A block of data
========

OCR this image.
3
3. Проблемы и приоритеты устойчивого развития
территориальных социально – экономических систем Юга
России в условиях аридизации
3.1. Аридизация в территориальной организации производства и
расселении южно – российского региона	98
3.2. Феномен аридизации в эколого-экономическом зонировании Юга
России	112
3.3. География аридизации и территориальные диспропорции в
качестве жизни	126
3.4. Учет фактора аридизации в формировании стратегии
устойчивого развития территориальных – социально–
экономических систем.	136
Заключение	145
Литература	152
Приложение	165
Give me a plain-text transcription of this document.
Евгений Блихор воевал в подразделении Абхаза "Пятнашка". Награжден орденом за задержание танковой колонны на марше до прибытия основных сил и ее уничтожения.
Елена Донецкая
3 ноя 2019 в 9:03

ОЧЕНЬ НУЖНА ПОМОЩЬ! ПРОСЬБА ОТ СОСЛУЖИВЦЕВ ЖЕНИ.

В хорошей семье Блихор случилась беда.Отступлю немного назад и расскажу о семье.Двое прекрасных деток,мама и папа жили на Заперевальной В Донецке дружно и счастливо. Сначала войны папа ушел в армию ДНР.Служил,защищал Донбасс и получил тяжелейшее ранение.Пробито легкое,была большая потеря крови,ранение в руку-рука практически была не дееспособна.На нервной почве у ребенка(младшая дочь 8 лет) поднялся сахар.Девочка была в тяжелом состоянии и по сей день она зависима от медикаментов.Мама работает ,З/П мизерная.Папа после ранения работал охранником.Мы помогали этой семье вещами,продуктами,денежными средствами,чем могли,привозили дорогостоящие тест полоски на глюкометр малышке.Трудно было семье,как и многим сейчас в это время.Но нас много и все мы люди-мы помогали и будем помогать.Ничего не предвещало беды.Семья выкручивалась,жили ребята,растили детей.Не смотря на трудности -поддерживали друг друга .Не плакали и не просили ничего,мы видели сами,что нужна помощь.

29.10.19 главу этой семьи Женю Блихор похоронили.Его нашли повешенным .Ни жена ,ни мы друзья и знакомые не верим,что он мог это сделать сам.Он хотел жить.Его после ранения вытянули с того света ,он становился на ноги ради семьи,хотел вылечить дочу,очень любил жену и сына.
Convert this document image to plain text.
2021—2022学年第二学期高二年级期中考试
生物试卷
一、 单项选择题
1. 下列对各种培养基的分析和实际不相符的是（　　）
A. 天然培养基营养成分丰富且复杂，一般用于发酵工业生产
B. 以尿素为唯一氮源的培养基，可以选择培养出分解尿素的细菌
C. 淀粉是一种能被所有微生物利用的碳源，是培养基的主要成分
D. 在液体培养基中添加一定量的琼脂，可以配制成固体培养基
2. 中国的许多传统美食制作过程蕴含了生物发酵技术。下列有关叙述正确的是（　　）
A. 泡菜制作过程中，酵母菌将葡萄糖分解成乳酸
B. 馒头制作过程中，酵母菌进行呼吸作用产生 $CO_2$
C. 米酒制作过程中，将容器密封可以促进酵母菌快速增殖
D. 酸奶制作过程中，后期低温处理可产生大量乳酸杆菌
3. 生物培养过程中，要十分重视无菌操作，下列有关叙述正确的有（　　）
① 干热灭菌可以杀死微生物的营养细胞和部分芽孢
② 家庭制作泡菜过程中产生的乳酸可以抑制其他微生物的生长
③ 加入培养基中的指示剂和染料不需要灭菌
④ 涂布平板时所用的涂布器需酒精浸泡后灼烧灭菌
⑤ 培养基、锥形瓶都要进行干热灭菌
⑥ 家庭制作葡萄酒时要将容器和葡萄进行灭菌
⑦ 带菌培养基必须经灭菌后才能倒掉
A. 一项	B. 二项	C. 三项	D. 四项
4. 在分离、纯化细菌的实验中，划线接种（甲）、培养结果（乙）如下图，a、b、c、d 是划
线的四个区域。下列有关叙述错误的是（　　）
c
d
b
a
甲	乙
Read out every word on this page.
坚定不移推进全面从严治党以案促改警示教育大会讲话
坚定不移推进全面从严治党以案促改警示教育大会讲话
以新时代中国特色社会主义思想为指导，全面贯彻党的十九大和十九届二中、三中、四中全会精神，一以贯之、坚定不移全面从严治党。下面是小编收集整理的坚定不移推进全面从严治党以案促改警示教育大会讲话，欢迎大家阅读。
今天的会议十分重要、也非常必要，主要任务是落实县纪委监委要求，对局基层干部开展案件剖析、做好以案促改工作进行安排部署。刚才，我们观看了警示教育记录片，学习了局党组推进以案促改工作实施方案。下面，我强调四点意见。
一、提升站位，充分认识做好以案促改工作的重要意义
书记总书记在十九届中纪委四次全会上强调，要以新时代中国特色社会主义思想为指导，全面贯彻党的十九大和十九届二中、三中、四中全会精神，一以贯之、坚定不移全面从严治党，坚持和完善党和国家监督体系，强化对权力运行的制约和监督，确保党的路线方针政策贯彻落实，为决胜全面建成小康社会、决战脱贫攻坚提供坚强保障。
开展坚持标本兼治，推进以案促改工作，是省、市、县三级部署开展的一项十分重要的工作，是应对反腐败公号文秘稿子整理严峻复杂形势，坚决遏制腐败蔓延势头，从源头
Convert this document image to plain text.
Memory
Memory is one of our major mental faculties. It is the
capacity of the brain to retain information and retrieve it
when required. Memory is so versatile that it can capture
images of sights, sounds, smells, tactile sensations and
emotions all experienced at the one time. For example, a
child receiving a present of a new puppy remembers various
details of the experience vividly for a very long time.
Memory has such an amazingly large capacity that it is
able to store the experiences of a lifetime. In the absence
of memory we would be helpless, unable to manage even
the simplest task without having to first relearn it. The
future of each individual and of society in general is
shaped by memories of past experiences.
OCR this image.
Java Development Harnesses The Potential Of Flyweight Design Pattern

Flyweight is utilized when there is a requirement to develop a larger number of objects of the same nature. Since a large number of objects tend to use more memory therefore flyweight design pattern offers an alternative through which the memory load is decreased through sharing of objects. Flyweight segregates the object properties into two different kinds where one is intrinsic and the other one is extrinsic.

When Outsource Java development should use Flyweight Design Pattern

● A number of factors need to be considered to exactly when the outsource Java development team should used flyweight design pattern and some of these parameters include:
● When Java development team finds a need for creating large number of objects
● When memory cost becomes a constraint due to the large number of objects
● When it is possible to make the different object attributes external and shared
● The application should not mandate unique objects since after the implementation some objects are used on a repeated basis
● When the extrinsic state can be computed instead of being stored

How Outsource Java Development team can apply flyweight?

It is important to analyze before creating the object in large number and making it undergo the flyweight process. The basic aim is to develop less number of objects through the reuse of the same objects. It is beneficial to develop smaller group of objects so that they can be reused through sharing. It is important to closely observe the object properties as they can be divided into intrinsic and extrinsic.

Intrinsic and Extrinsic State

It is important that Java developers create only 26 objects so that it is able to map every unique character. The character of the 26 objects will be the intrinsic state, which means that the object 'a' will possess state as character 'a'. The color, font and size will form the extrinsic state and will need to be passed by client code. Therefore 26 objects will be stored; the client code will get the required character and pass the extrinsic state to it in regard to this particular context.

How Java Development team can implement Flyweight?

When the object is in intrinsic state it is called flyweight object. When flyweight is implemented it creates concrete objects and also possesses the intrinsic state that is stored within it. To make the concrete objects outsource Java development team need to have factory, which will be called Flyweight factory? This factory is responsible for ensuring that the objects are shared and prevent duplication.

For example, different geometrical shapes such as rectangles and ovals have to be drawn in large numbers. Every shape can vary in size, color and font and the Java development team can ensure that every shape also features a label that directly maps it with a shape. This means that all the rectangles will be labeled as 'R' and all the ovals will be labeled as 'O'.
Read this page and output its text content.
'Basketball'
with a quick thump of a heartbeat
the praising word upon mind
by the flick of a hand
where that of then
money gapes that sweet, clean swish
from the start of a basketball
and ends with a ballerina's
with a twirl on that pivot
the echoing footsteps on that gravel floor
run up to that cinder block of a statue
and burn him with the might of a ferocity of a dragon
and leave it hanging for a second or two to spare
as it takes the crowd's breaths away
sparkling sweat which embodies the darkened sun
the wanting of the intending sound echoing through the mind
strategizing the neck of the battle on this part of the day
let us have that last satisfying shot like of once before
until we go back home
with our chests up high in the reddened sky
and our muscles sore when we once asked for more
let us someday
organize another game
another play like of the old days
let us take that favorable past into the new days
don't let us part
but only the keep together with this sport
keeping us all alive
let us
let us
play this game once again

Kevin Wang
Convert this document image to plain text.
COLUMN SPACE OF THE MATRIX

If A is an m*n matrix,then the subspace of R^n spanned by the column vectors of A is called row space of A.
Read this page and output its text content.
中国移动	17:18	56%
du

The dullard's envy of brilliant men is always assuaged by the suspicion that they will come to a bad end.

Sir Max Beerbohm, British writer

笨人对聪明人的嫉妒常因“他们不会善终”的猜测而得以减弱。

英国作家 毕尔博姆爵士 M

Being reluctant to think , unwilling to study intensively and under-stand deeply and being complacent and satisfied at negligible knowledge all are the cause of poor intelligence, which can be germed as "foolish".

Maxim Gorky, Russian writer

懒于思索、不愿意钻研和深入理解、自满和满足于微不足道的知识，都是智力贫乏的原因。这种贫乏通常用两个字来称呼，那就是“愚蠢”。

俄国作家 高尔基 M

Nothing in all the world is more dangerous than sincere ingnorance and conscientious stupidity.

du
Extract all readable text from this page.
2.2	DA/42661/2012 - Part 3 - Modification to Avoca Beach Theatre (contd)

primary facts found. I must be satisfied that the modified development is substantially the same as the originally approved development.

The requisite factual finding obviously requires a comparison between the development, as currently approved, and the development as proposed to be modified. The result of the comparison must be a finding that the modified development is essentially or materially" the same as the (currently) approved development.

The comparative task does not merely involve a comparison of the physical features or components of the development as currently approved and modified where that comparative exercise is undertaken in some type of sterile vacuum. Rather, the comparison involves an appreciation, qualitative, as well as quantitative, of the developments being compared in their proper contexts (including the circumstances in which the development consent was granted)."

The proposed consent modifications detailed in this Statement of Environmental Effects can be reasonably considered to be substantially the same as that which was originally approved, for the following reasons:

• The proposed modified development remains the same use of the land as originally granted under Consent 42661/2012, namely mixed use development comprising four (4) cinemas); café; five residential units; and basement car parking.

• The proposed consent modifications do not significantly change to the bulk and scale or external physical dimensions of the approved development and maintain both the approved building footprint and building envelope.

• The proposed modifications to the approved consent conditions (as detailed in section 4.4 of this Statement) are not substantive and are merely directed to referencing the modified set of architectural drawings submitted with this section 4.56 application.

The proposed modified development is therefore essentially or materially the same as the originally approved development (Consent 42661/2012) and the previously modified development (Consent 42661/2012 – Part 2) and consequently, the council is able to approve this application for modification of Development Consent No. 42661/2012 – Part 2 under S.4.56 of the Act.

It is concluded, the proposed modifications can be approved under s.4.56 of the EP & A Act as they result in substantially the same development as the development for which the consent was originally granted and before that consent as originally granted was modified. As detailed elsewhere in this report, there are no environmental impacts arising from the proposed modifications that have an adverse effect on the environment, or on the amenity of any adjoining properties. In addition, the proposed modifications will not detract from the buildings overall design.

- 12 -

========

Using the records above, say how many lines include the string "task". Only the number is wanted.

2